Reproduce every line of the data below verbatim, preserving its order, names and coordinates. Omit the pictures from your output.

--- begin Records for the task ---

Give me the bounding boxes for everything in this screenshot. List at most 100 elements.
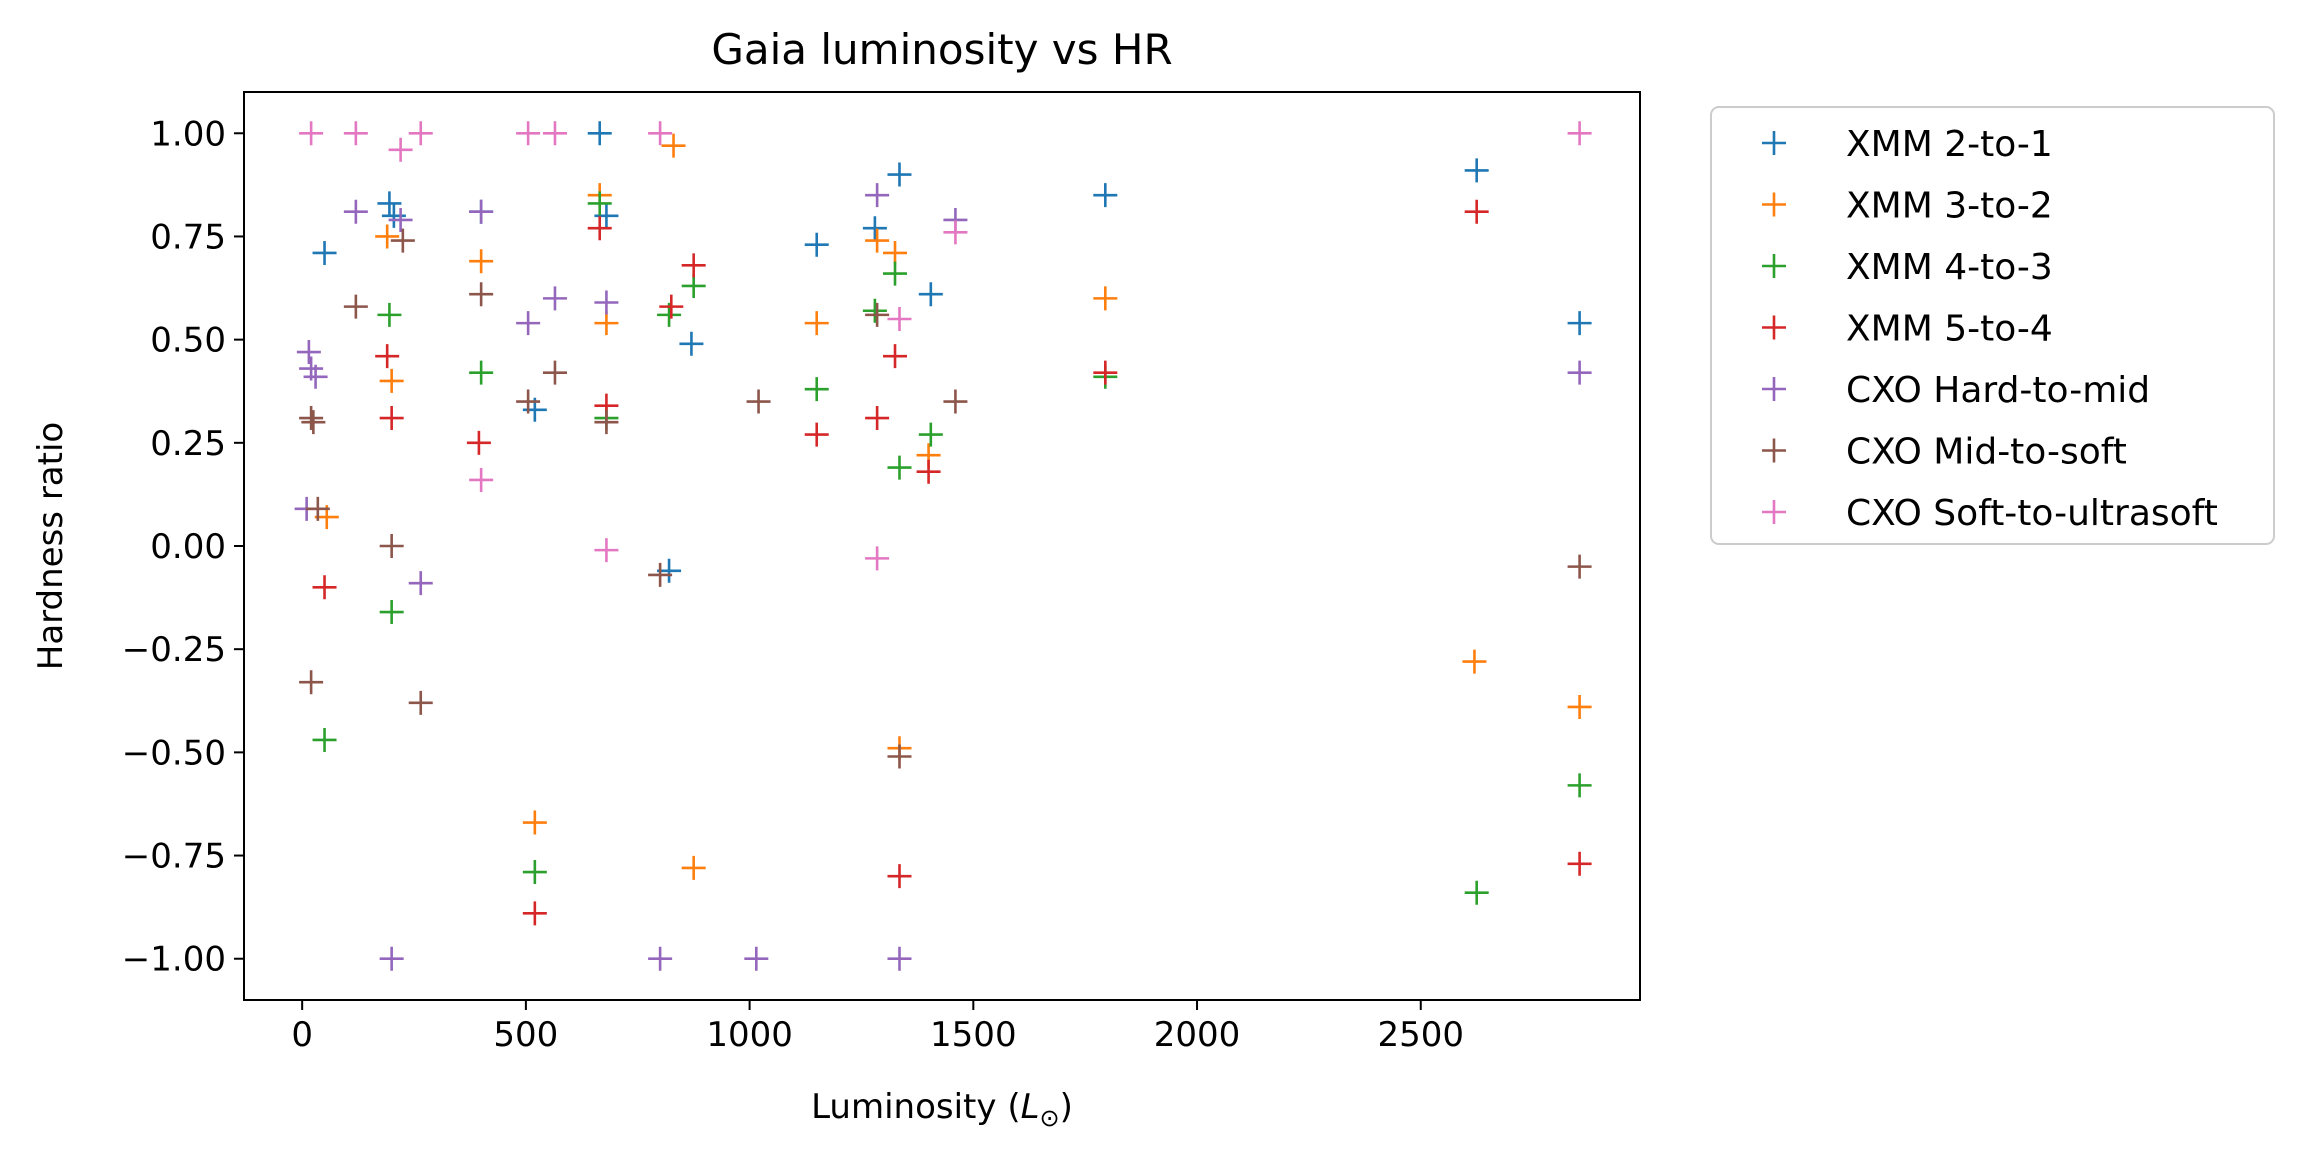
point-xmm-4-to-3 — [379, 600, 404, 625]
point-xmm-2-to-1 — [862, 216, 887, 241]
point-cxo-hard-to-mid — [542, 286, 567, 311]
point-xmm-3-to-2 — [883, 240, 908, 265]
point-xmm-5-to-4 — [312, 575, 337, 600]
legend-label: CXO Mid-to-soft — [1846, 432, 2127, 473]
point-cxo-soft-to-ultrasoft — [594, 538, 619, 563]
point-cxo-mid-to-soft — [301, 410, 326, 435]
legend-label: CXO Hard-to-mid — [1846, 370, 2150, 411]
point-cxo-mid-to-soft — [469, 282, 494, 307]
point-xmm-3-to-2 — [681, 855, 706, 880]
y-axis: 1.00 0.75 0.50 0.25 0.00 −0.25 −0.50 −0.75 −1.00 — [122, 114, 244, 980]
point-cxo-soft-to-ultrasoft — [943, 220, 968, 245]
legend-label: XMM 5-to-4 — [1846, 309, 2053, 350]
point-xmm-2-to-1 — [312, 240, 337, 265]
point-xmm-4-to-3 — [918, 422, 943, 447]
point-cxo-mid-to-soft — [516, 389, 541, 414]
point-xmm-3-to-2 — [594, 311, 619, 336]
point-cxo-mid-to-soft — [408, 690, 433, 715]
point-xmm-2-to-1 — [587, 121, 612, 146]
point-xmm-5-to-4 — [887, 864, 912, 889]
legend: XMM 2-to-1 XMM 3-to-2 XMM 4-to-3 XMM 5-to-4… — [1710, 106, 2275, 545]
point-cxo-mid-to-soft — [343, 294, 368, 319]
point-xmm-4-to-3 — [587, 191, 612, 216]
point-xmm-5-to-4 — [1464, 199, 1489, 224]
point-xmm-4-to-3 — [522, 860, 547, 885]
point-cxo-mid-to-soft — [390, 228, 415, 253]
point-cxo-hard-to-mid — [594, 290, 619, 315]
y-tick-label: −0.50 — [122, 733, 226, 773]
point-xmm-2-to-1 — [1464, 158, 1489, 183]
point-xmm-4-to-3 — [1464, 880, 1489, 905]
point-xmm-3-to-2 — [522, 810, 547, 835]
point-cxo-hard-to-mid — [744, 946, 769, 971]
point-xmm-2-to-1 — [804, 232, 829, 257]
y-tick-label: 0.00 — [150, 527, 226, 567]
point-xmm-2-to-1 — [381, 203, 406, 228]
point-xmm-5-to-4 — [522, 901, 547, 926]
x-tick-label: 2000 — [1154, 1015, 1241, 1055]
point-xmm-2-to-1 — [1093, 183, 1118, 208]
point-cxo-hard-to-mid — [343, 199, 368, 224]
point-xmm-4-to-3 — [312, 727, 337, 752]
point-xmm-5-to-4 — [804, 422, 829, 447]
point-cxo-hard-to-mid — [648, 946, 673, 971]
point-cxo-soft-to-ultrasoft — [469, 467, 494, 492]
point-xmm-2-to-1 — [887, 162, 912, 187]
x-tick-label: 2500 — [1377, 1015, 1464, 1055]
point-cxo-soft-to-ultrasoft — [299, 121, 324, 146]
chart-title: Gaia luminosity vs HR — [711, 25, 1172, 74]
x-tick-label: 1500 — [930, 1015, 1017, 1055]
legend-marker — [1762, 131, 1786, 155]
point-cxo-hard-to-mid — [516, 311, 541, 336]
point-xmm-4-to-3 — [377, 302, 402, 327]
legend-marker — [1762, 377, 1786, 401]
point-xmm-3-to-2 — [865, 228, 890, 253]
point-cxo-hard-to-mid — [469, 199, 494, 224]
legend-marker — [1762, 254, 1786, 278]
x-axis-label: Luminosity (L⊙) — [811, 1087, 1073, 1132]
legend-marker — [1762, 192, 1786, 217]
legend-label: CXO Soft-to-ultrasoft — [1846, 493, 2218, 534]
point-cxo-soft-to-ultrasoft — [542, 121, 567, 146]
x-tick-label: 0 — [291, 1015, 313, 1055]
point-cxo-soft-to-ultrasoft — [648, 121, 673, 146]
point-xmm-5-to-4 — [659, 294, 684, 319]
point-cxo-mid-to-soft — [305, 496, 330, 521]
point-xmm-5-to-4 — [1093, 360, 1118, 385]
legend-marker — [1762, 438, 1786, 463]
point-xmm-3-to-2 — [375, 224, 400, 249]
x-tick-label: 500 — [493, 1015, 558, 1055]
y-tick-label: 0.50 — [150, 321, 226, 361]
point-cxo-soft-to-ultrasoft — [887, 307, 912, 331]
y-tick-label: −0.75 — [122, 837, 226, 877]
point-xmm-4-to-3 — [681, 273, 706, 298]
point-cxo-mid-to-soft — [299, 406, 324, 431]
point-xmm-3-to-2 — [1093, 286, 1118, 311]
point-cxo-hard-to-mid — [388, 207, 413, 232]
point-xmm-3-to-2 — [1567, 694, 1592, 719]
point-xmm-5-to-4 — [916, 459, 941, 484]
point-xmm-5-to-4 — [865, 406, 890, 431]
point-xmm-4-to-3 — [883, 261, 908, 286]
point-cxo-mid-to-soft — [379, 534, 404, 558]
point-cxo-mid-to-soft — [887, 744, 912, 769]
point-xmm-2-to-1 — [1567, 311, 1592, 336]
point-xmm-3-to-2 — [379, 368, 404, 393]
point-xmm-4-to-3 — [469, 360, 494, 385]
point-cxo-mid-to-soft — [542, 360, 567, 385]
x-tick-label: 1000 — [706, 1015, 793, 1055]
point-cxo-hard-to-mid — [296, 340, 321, 365]
point-xmm-4-to-3 — [862, 298, 887, 323]
point-cxo-mid-to-soft — [1567, 554, 1592, 579]
point-cxo-soft-to-ultrasoft — [388, 137, 413, 162]
legend-label: XMM 3-to-2 — [1846, 186, 2053, 227]
point-cxo-hard-to-mid — [379, 946, 404, 971]
point-xmm-5-to-4 — [587, 216, 612, 241]
point-xmm-3-to-2 — [661, 133, 686, 158]
point-cxo-hard-to-mid — [865, 183, 890, 208]
point-xmm-5-to-4 — [883, 344, 908, 369]
point-cxo-hard-to-mid — [303, 364, 328, 389]
data-marks — [294, 121, 1592, 971]
point-xmm-2-to-1 — [594, 203, 619, 228]
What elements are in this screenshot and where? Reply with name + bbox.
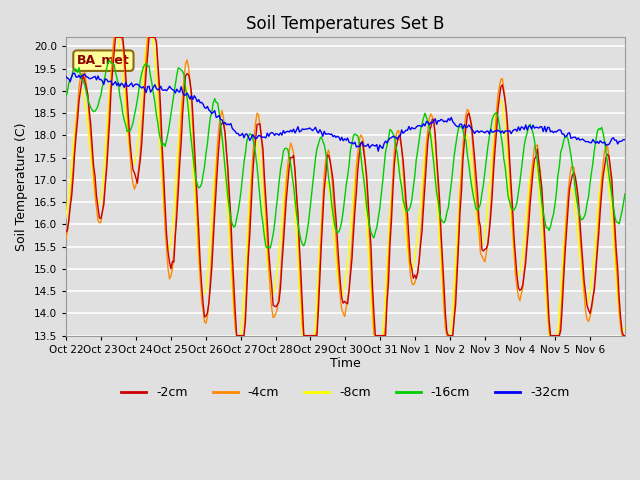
Y-axis label: Soil Temperature (C): Soil Temperature (C) [15,122,28,251]
Title: Soil Temperatures Set B: Soil Temperatures Set B [246,15,445,33]
Legend: -2cm, -4cm, -8cm, -16cm, -32cm: -2cm, -4cm, -8cm, -16cm, -32cm [116,381,575,404]
Text: BA_met: BA_met [77,54,130,67]
X-axis label: Time: Time [330,358,361,371]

--- end Records for the task ---

● **Solution to this task**
Give me the bounding boxes for everything in this screenshot. List at most 100 elements.
point-xmm-4-to-3 — [379, 600, 404, 625]
point-xmm-2-to-1 — [862, 216, 887, 241]
point-cxo-hard-to-mid — [542, 286, 567, 311]
point-xmm-3-to-2 — [883, 240, 908, 265]
point-xmm-5-to-4 — [312, 575, 337, 600]
legend-label: CXO Mid-to-soft — [1846, 432, 2127, 473]
point-cxo-soft-to-ultrasoft — [594, 538, 619, 563]
point-cxo-mid-to-soft — [301, 410, 326, 435]
legend-label: CXO Hard-to-mid — [1846, 370, 2150, 411]
point-cxo-mid-to-soft — [469, 282, 494, 307]
point-xmm-3-to-2 — [681, 855, 706, 880]
y-axis: 1.00 0.75 0.50 0.25 0.00 −0.25 −0.50 −0.75 −1.00 — [122, 114, 244, 980]
point-cxo-soft-to-ultrasoft — [943, 220, 968, 245]
legend-label: XMM 5-to-4 — [1846, 309, 2053, 350]
point-xmm-2-to-1 — [312, 240, 337, 265]
point-xmm-4-to-3 — [918, 422, 943, 447]
point-cxo-mid-to-soft — [516, 389, 541, 414]
point-xmm-3-to-2 — [594, 311, 619, 336]
point-cxo-mid-to-soft — [408, 690, 433, 715]
point-xmm-2-to-1 — [587, 121, 612, 146]
point-xmm-5-to-4 — [887, 864, 912, 889]
legend: XMM 2-to-1 XMM 3-to-2 XMM 4-to-3 XMM 5-to-4… — [1710, 106, 2275, 545]
point-cxo-mid-to-soft — [343, 294, 368, 319]
point-xmm-4-to-3 — [587, 191, 612, 216]
point-xmm-5-to-4 — [1464, 199, 1489, 224]
point-xmm-4-to-3 — [522, 860, 547, 885]
point-cxo-mid-to-soft — [390, 228, 415, 253]
point-cxo-hard-to-mid — [594, 290, 619, 315]
y-tick-label: −0.50 — [122, 733, 226, 773]
point-xmm-2-to-1 — [1464, 158, 1489, 183]
point-xmm-4-to-3 — [1464, 880, 1489, 905]
point-xmm-3-to-2 — [522, 810, 547, 835]
point-cxo-hard-to-mid — [744, 946, 769, 971]
point-xmm-2-to-1 — [804, 232, 829, 257]
y-tick-label: 0.00 — [150, 527, 226, 567]
point-xmm-2-to-1 — [381, 203, 406, 228]
point-xmm-5-to-4 — [522, 901, 547, 926]
x-tick-label: 2000 — [1154, 1015, 1241, 1055]
point-xmm-2-to-1 — [1093, 183, 1118, 208]
point-cxo-hard-to-mid — [343, 199, 368, 224]
point-xmm-4-to-3 — [312, 727, 337, 752]
point-xmm-5-to-4 — [804, 422, 829, 447]
point-cxo-hard-to-mid — [648, 946, 673, 971]
point-cxo-soft-to-ultrasoft — [469, 467, 494, 492]
point-xmm-2-to-1 — [887, 162, 912, 187]
x-tick-label: 2500 — [1377, 1015, 1464, 1055]
point-cxo-soft-to-ultrasoft — [299, 121, 324, 146]
chart-title: Gaia luminosity vs HR — [711, 25, 1172, 74]
x-tick-label: 1500 — [930, 1015, 1017, 1055]
legend-marker — [1762, 131, 1786, 155]
point-cxo-hard-to-mid — [516, 311, 541, 336]
point-xmm-4-to-3 — [377, 302, 402, 327]
legend-marker — [1762, 377, 1786, 401]
point-xmm-3-to-2 — [865, 228, 890, 253]
point-cxo-hard-to-mid — [469, 199, 494, 224]
legend-marker — [1762, 254, 1786, 278]
x-axis-label: Luminosity (L⊙) — [811, 1087, 1073, 1132]
legend-marker — [1762, 192, 1786, 217]
legend-label: CXO Soft-to-ultrasoft — [1846, 493, 2218, 534]
point-cxo-soft-to-ultrasoft — [542, 121, 567, 146]
x-tick-label: 0 — [291, 1015, 313, 1055]
point-cxo-soft-to-ultrasoft — [648, 121, 673, 146]
point-xmm-5-to-4 — [659, 294, 684, 319]
point-cxo-mid-to-soft — [305, 496, 330, 521]
point-xmm-5-to-4 — [1093, 360, 1118, 385]
legend-marker — [1762, 438, 1786, 463]
point-xmm-3-to-2 — [375, 224, 400, 249]
x-tick-label: 500 — [493, 1015, 558, 1055]
y-tick-label: 0.50 — [150, 321, 226, 361]
point-cxo-soft-to-ultrasoft — [887, 307, 912, 331]
y-tick-label: −0.75 — [122, 837, 226, 877]
point-xmm-4-to-3 — [681, 273, 706, 298]
point-cxo-mid-to-soft — [299, 406, 324, 431]
point-xmm-3-to-2 — [1093, 286, 1118, 311]
point-cxo-hard-to-mid — [388, 207, 413, 232]
point-xmm-3-to-2 — [1567, 694, 1592, 719]
point-xmm-5-to-4 — [916, 459, 941, 484]
point-xmm-5-to-4 — [865, 406, 890, 431]
point-xmm-4-to-3 — [883, 261, 908, 286]
point-cxo-mid-to-soft — [379, 534, 404, 558]
point-cxo-mid-to-soft — [887, 744, 912, 769]
point-xmm-2-to-1 — [1567, 311, 1592, 336]
point-xmm-3-to-2 — [379, 368, 404, 393]
point-xmm-4-to-3 — [469, 360, 494, 385]
point-cxo-mid-to-soft — [542, 360, 567, 385]
x-tick-label: 1000 — [706, 1015, 793, 1055]
point-cxo-hard-to-mid — [296, 340, 321, 365]
point-xmm-4-to-3 — [862, 298, 887, 323]
point-cxo-mid-to-soft — [1567, 554, 1592, 579]
point-cxo-soft-to-ultrasoft — [388, 137, 413, 162]
legend-label: XMM 3-to-2 — [1846, 186, 2053, 227]
point-cxo-hard-to-mid — [379, 946, 404, 971]
point-xmm-5-to-4 — [587, 216, 612, 241]
point-xmm-3-to-2 — [661, 133, 686, 158]
point-cxo-hard-to-mid — [865, 183, 890, 208]
point-xmm-5-to-4 — [883, 344, 908, 369]
point-cxo-hard-to-mid — [303, 364, 328, 389]
data-marks — [294, 121, 1592, 971]
point-xmm-2-to-1 — [594, 203, 619, 228]
What elements are in this screenshot and where? Reply with name + bbox.
Y-axis label: Soil Temperature (C): Soil Temperature (C) [15,122,28,251]
Title: Soil Temperatures Set B: Soil Temperatures Set B [246,15,445,33]
Legend: -2cm, -4cm, -8cm, -16cm, -32cm: -2cm, -4cm, -8cm, -16cm, -32cm [116,381,575,404]
Text: BA_met: BA_met [77,54,130,67]
X-axis label: Time: Time [330,358,361,371]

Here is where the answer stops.